- **Required task**
Only a number is wanted: how many lines in these records contain the word "structure"?
━━━ Data to use
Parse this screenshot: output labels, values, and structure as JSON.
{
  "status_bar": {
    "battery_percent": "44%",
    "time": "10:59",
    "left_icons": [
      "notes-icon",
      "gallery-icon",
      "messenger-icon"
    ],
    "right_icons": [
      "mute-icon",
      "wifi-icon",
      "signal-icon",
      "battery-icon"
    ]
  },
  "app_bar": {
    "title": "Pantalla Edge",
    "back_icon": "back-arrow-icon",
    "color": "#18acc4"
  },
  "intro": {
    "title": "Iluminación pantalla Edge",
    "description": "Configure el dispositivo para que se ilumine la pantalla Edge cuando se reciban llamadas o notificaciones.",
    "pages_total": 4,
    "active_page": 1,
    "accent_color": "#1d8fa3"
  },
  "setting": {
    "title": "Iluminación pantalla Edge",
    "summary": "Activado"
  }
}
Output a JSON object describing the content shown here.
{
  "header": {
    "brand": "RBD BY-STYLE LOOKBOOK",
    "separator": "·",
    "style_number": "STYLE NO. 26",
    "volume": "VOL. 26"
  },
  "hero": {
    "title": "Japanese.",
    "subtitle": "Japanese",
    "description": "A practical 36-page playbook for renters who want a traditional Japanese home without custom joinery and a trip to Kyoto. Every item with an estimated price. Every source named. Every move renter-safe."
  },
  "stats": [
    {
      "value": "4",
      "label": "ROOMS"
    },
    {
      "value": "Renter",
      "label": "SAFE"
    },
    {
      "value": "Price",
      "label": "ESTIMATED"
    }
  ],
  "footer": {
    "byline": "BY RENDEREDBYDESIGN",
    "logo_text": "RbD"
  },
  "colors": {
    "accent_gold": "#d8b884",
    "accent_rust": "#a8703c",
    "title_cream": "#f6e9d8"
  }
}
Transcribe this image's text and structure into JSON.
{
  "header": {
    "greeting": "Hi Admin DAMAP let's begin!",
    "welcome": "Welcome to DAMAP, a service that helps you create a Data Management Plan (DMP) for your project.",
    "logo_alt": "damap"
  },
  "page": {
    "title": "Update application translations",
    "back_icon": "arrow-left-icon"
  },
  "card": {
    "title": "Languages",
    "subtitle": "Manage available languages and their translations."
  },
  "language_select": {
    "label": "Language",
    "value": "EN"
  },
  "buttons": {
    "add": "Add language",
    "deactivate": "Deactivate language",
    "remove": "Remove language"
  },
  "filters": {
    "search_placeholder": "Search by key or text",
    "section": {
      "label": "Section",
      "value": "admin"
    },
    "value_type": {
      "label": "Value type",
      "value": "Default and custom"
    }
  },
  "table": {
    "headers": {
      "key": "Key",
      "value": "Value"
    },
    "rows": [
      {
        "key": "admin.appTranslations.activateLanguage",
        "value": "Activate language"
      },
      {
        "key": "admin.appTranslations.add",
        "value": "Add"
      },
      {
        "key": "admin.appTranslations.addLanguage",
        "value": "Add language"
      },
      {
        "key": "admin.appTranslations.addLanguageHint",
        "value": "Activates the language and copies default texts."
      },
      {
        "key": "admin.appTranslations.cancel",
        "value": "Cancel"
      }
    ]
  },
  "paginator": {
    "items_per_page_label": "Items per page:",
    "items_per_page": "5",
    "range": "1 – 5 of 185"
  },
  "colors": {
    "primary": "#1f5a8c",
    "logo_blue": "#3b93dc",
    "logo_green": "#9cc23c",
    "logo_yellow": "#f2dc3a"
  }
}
━━━━━━
- **Answer to the task**
2